Return each line of the listing below, unchanged, and omit the images.

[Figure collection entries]
========================

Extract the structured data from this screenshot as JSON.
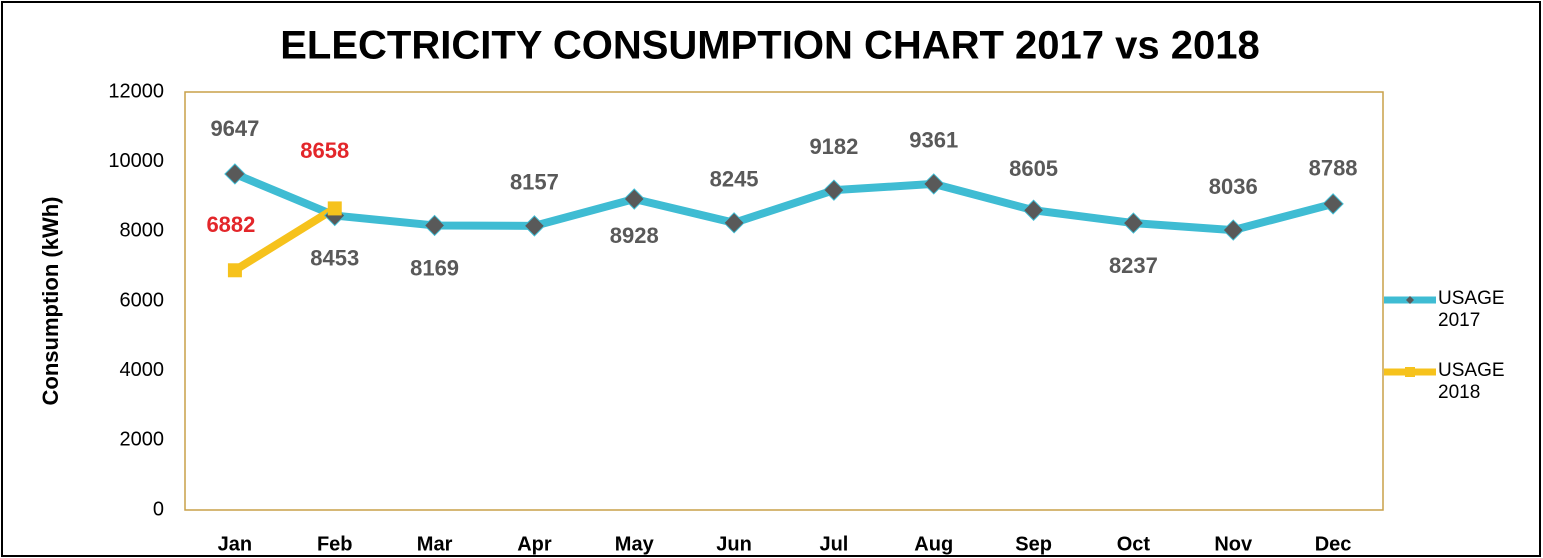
{
  "chart_data": {
    "type": "line",
    "title": "ELECTRICITY CONSUMPTION CHART  2017 vs  2018",
    "y_label": "Consumption (kWh)",
    "categories": [
      "Jan",
      "Feb",
      "Mar",
      "Apr",
      "May",
      "Jun",
      "Jul",
      "Aug",
      "Sep",
      "Oct",
      "Nov",
      "Dec"
    ],
    "series": [
      {
        "name": "USAGE 2017",
        "color": "#3fbcd3",
        "marker": "diamond",
        "marker_color": "#595959",
        "label_color": "#595959",
        "values": [
          9647,
          8453,
          8169,
          8157,
          8928,
          8245,
          9182,
          9361,
          8605,
          8237,
          8036,
          8788
        ]
      },
      {
        "name": "USAGE 2018",
        "color": "#f6c21c",
        "marker": "square",
        "marker_color": "#f6c21c",
        "label_color": "#e3262a",
        "values": [
          6882,
          8658,
          null,
          null,
          null,
          null,
          null,
          null,
          null,
          null,
          null,
          null
        ]
      }
    ],
    "ylim": [
      0,
      12000
    ],
    "yticks": [
      0,
      2000,
      4000,
      6000,
      8000,
      10000,
      12000
    ],
    "grid": false,
    "legend": "right"
  }
}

========================

▶ **THE ANSWER**:
Extract the structured data from this screenshot as JSON.
{
  "chart_data": {
    "type": "line",
    "title": "ELECTRICITY CONSUMPTION CHART  2017 vs  2018",
    "y_label": "Consumption (kWh)",
    "categories": [
      "Jan",
      "Feb",
      "Mar",
      "Apr",
      "May",
      "Jun",
      "Jul",
      "Aug",
      "Sep",
      "Oct",
      "Nov",
      "Dec"
    ],
    "series": [
      {
        "name": "USAGE 2017",
        "color": "#3fbcd3",
        "marker": "diamond",
        "marker_color": "#595959",
        "label_color": "#595959",
        "values": [
          9647,
          8453,
          8169,
          8157,
          8928,
          8245,
          9182,
          9361,
          8605,
          8237,
          8036,
          8788
        ]
      },
      {
        "name": "USAGE 2018",
        "color": "#f6c21c",
        "marker": "square",
        "marker_color": "#f6c21c",
        "label_color": "#e3262a",
        "values": [
          6882,
          8658,
          null,
          null,
          null,
          null,
          null,
          null,
          null,
          null,
          null,
          null
        ]
      }
    ],
    "ylim": [
      0,
      12000
    ],
    "yticks": [
      0,
      2000,
      4000,
      6000,
      8000,
      10000,
      12000
    ],
    "grid": false,
    "legend": "right"
  }
}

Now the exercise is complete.